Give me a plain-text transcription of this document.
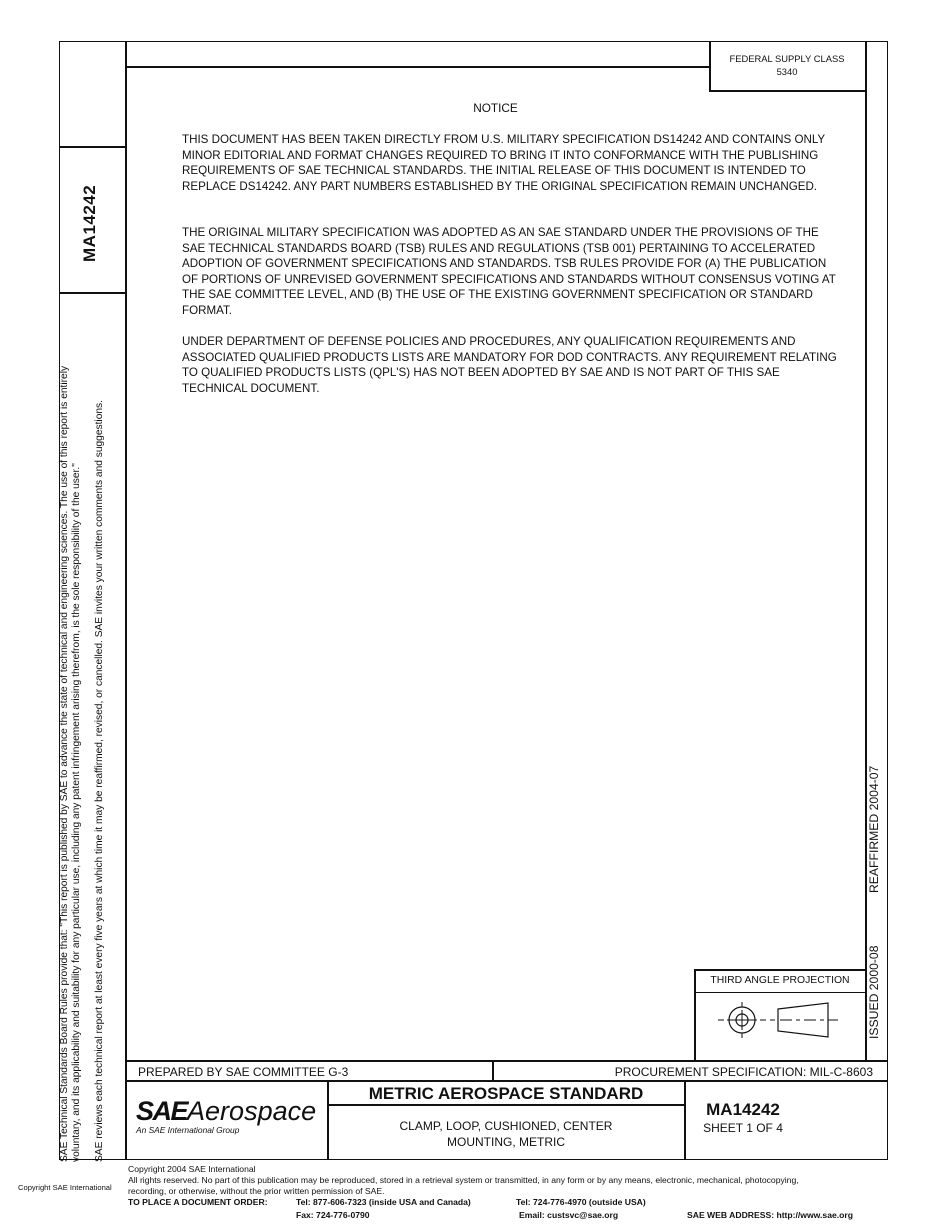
FEDERAL SUPPLY CLASS
5340
MA14242
SAE Technical Standards Board Rules provide that: "This report is published by SAE to advance the state of technical and engineering sciences. The use of this report is entirely voluntary, and its applicability and suitability for any particular use, including any patent infringement arising therefrom, is the sole responsibility of the user." SAE reviews each technical report at least every five years at which time it may be reaffirmed, revised, or cancelled. SAE invites your written comments and suggestions.
NOTICE

THIS DOCUMENT HAS BEEN TAKEN DIRECTLY FROM U.S. MILITARY SPECIFICATION DS14242 AND CONTAINS ONLY MINOR EDITORIAL AND FORMAT CHANGES REQUIRED TO BRING IT INTO CONFORMANCE WITH THE PUBLISHING REQUIREMENTS OF SAE TECHNICAL STANDARDS. THE INITIAL RELEASE OF THIS DOCUMENT IS INTENDED TO REPLACE DS14242. ANY PART NUMBERS ESTABLISHED BY THE ORIGINAL SPECIFICATION REMAIN UNCHANGED.

THE ORIGINAL MILITARY SPECIFICATION WAS ADOPTED AS AN SAE STANDARD UNDER THE PROVISIONS OF THE SAE TECHNICAL STANDARDS BOARD (TSB) RULES AND REGULATIONS (TSB 001) PERTAINING TO ACCELERATED ADOPTION OF GOVERNMENT SPECIFICATIONS AND STANDARDS. TSB RULES PROVIDE FOR (A) THE PUBLICATION OF PORTIONS OF UNREVISED GOVERNMENT SPECIFICATIONS AND STANDARDS WITHOUT CONSENSUS VOTING AT THE SAE COMMITTEE LEVEL, AND (B) THE USE OF THE EXISTING GOVERNMENT SPECIFICATION OR STANDARD FORMAT.

UNDER DEPARTMENT OF DEFENSE POLICIES AND PROCEDURES, ANY QUALIFICATION REQUIREMENTS AND ASSOCIATED QUALIFIED PRODUCTS LISTS ARE MANDATORY FOR DOD CONTRACTS. ANY REQUIREMENT RELATING TO QUALIFIED PRODUCTS LISTS (QPL'S) HAS NOT BEEN ADOPTED BY SAE AND IS NOT PART OF THIS SAE TECHNICAL DOCUMENT.

REAFFIRMED 2004-07
ISSUED 2000-08
THIRD ANGLE PROJECTION
PREPARED BY SAE COMMITTEE G-3	PROCUREMENT SPECIFICATION: MIL-C-8603
SAEAerospace
An SAE International Group
METRIC AEROSPACE STANDARD
CLAMP, LOOP, CUSHIONED, CENTER
MOUNTING, METRIC
MA14242
SHEET 1 OF 4
Copyright SAE International
Copyright 2004 SAE International
All rights reserved. No part of this publication may be reproduced, stored in a retrieval system or transmitted, in any form or by any means, electronic, mechanical, photocopying,
recording, or otherwise, without the prior written permission of SAE.
TO PLACE A DOCUMENT ORDER:	Tel: 877-606-7323 (inside USA and Canada)	Tel: 724-776-4970 (outside USA)
Fax: 724-776-0790	Email: custsvc@sae.org	SAE WEB ADDRESS: http://www.sae.org
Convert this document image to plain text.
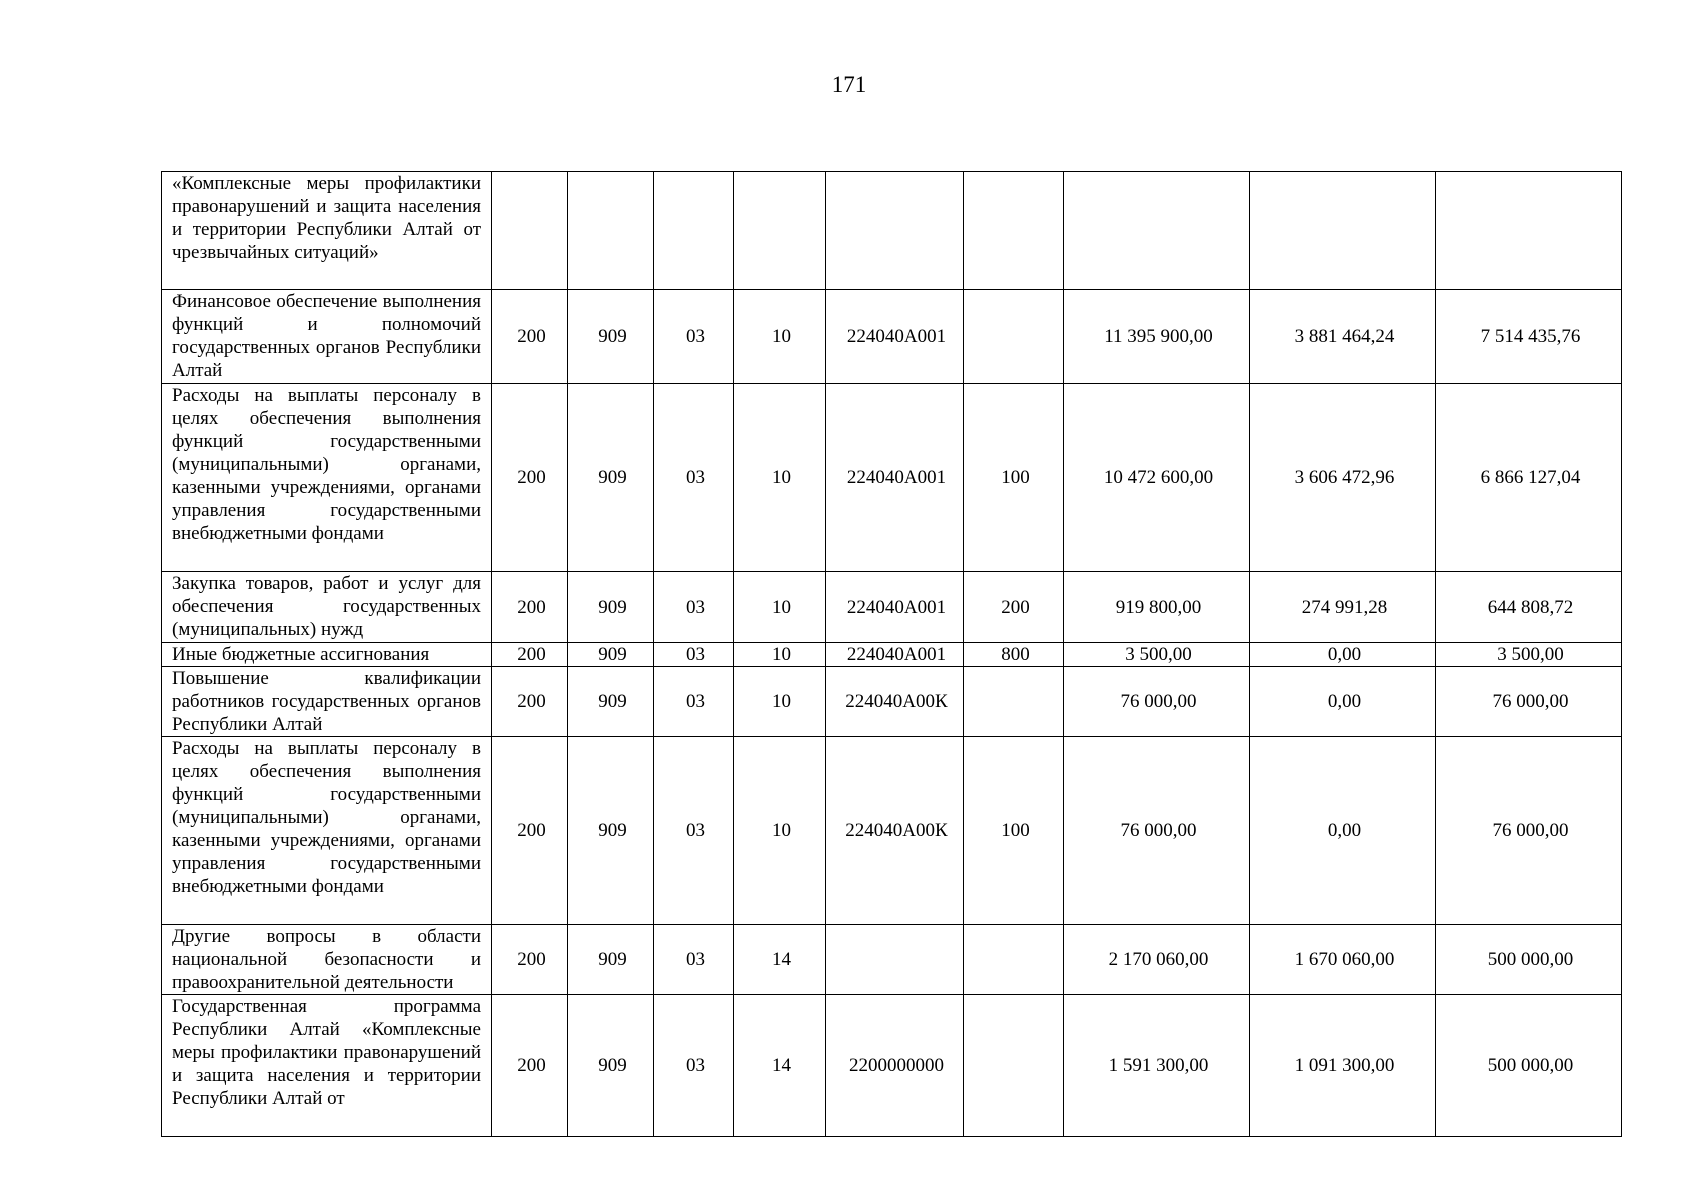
171
«Комплексные меры профилактики правонарушений и защита населения и территории Республики Алтай от чрезвычайных ситуаций»									
Финансовое обеспечение выполнения функций и полномочий государственных органов Республики Алтай	200	909	03	10	224040А001		11 395 900,00	3 881 464,24	7 514 435,76
Расходы на выплаты персоналу в целях обеспечения выполнения функций государственными (муниципальными) органами, казенными учреждениями, органами управления государственными внебюджетными фондами	200	909	03	10	224040А001	100	10 472 600,00	3 606 472,96	6 866 127,04
Закупка товаров, работ и услуг для обеспечения государственных (муниципальных) нужд	200	909	03	10	224040А001	200	919 800,00	274 991,28	644 808,72
Иные бюджетные ассигнования	200	909	03	10	224040А001	800	3 500,00	0,00	3 500,00
Повышение квалификации работников государственных органов Республики Алтай	200	909	03	10	224040А00К		76 000,00	0,00	76 000,00
Расходы на выплаты персоналу в целях обеспечения выполнения функций государственными (муниципальными) органами, казенными учреждениями, органами управления государственными внебюджетными фондами	200	909	03	10	224040А00К	100	76 000,00	0,00	76 000,00
Другие вопросы в области национальной безопасности и правоохранительной деятельности	200	909	03	14			2 170 060,00	1 670 060,00	500 000,00
Государственная программа Республики Алтай «Комплексные меры профилактики правонарушений и защита населения и территории Республики Алтай от	200	909	03	14	2200000000		1 591 300,00	1 091 300,00	500 000,00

____________________

Exercise brief:
Copy out each line of the listing that holds "COMMITTEE".

Result of this task:
THE ORIGINAL MILITARY SPECIFICATION WAS ADOPTED AS AN SAE STANDARD UNDER THE PROVISIONS OF THE SAE TECHNICAL STANDARDS BOARD (TSB) RULES AND REGULATIONS (TSB 001) PERTAINING TO ACCELERATED ADOPTION OF GOVERNMENT SPECIFICATIONS AND STANDARDS. TSB RULES PROVIDE FOR (A) THE PUBLICATION OF PORTIONS OF UNREVISED GOVERNMENT SPECIFICATIONS AND STANDARDS WITHOUT CONSENSUS VOTING AT THE SAE COMMITTEE LEVEL, AND (B) THE USE OF THE EXISTING GOVERNMENT SPECIFICATION OR STANDARD FORMAT.
PREPARED BY SAE COMMITTEE G-3	PROCUREMENT SPECIFICATION: MIL-C-8603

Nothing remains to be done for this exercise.